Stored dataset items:
------------
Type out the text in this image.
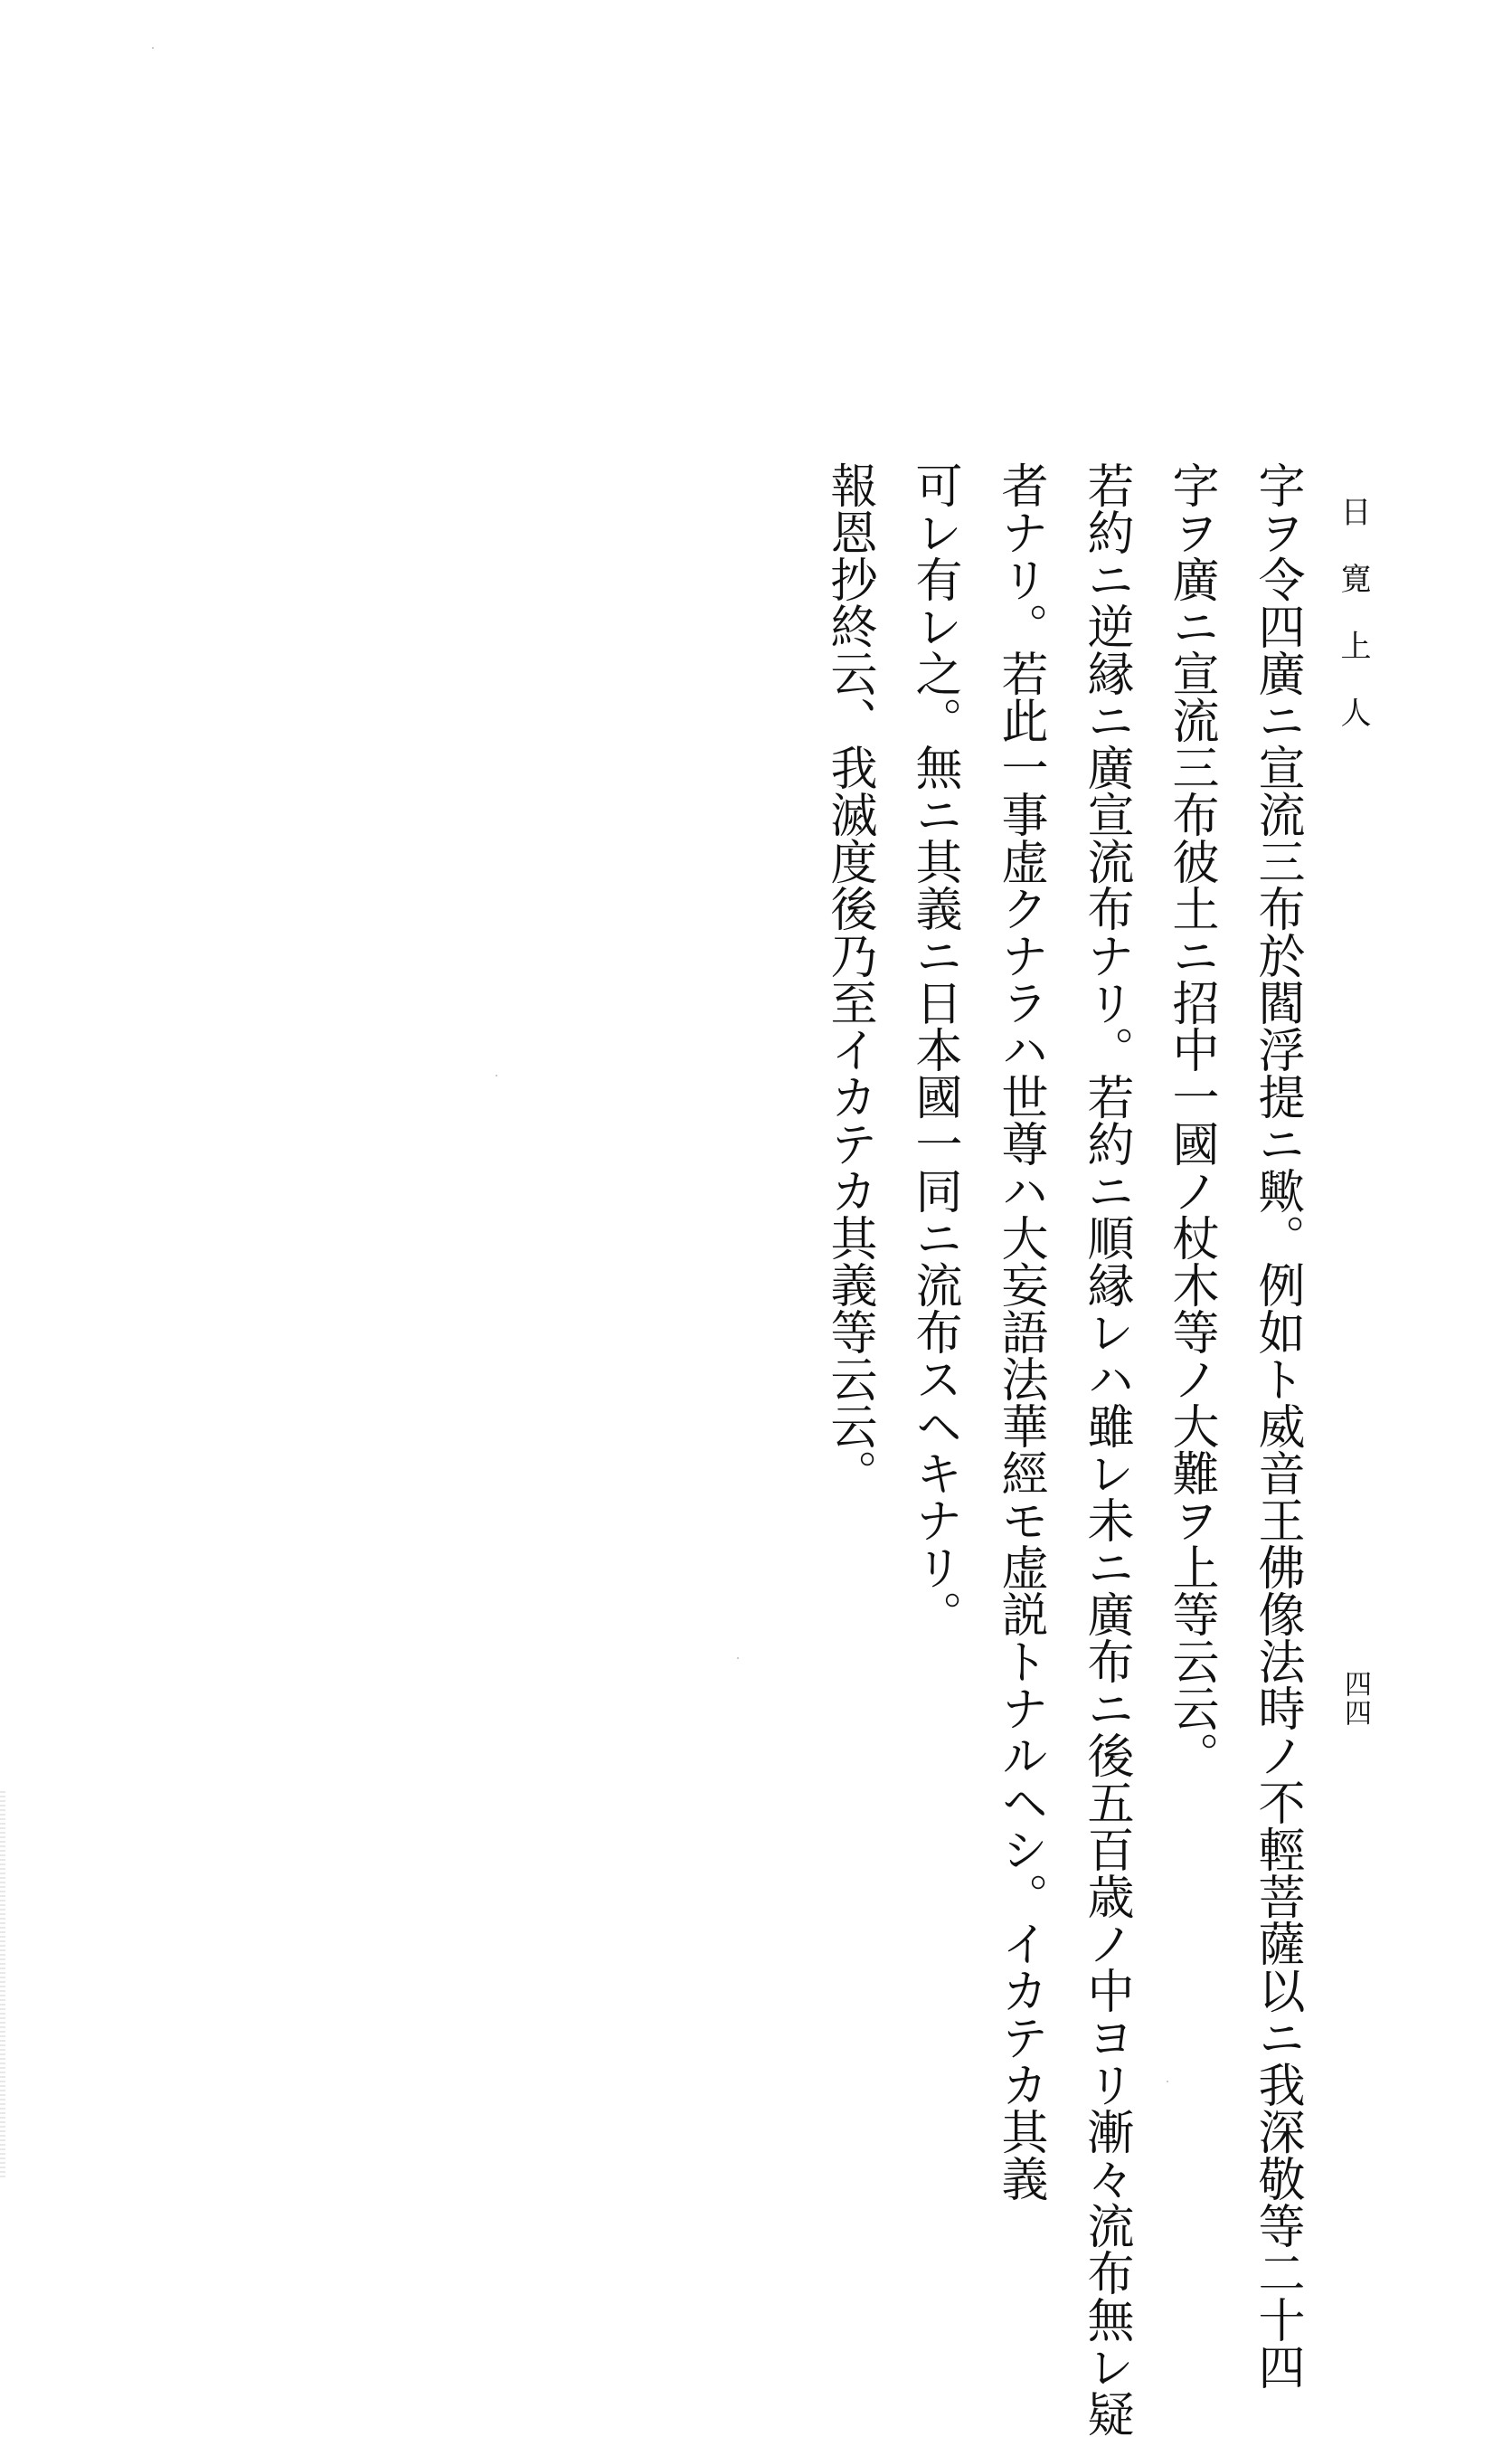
日寛上人
四四
字ヲ令四廣ニ宣流三布於閻浮提ニ歟。例如ト威音王佛像法時ノ不輕菩薩以ニ我深敬等二十四
字ヲ廣ニ宣流三布彼土ニ招中一國ノ杖木等ノ大難ヲ上等云云。
若約ニ逆縁ニ廣宣流布ナリ。若約ニ順縁レハ雖レ未ニ廣布ニ後五百歳ノ中ヨリ漸々流布無レ疑
者ナリ。若此一事虚クナラハ世尊ハ大妄語法華經モ虚説トナルヘシ。イカテカ其義
可レ有レ之。無ニ其義ニ日本國一同ニ流布スヘキナリ。
報恩抄終云、我滅度後乃至イカテカ其義等云云。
------------
■ What the task asks: Copy all the entries word for word. Omit any pictures.

■ Solved exercise:
Type out the text in this image.
日寛上人
四四
字ヲ令四廣ニ宣流三布於閻浮提ニ歟。例如ト威音王佛像法時ノ不輕菩薩以ニ我深敬等二十四
字ヲ廣ニ宣流三布彼土ニ招中一國ノ杖木等ノ大難ヲ上等云云。
若約ニ逆縁ニ廣宣流布ナリ。若約ニ順縁レハ雖レ未ニ廣布ニ後五百歳ノ中ヨリ漸々流布無レ疑
者ナリ。若此一事虚クナラハ世尊ハ大妄語法華經モ虚説トナルヘシ。イカテカ其義
可レ有レ之。無ニ其義ニ日本國一同ニ流布スヘキナリ。
報恩抄終云、我滅度後乃至イカテカ其義等云云。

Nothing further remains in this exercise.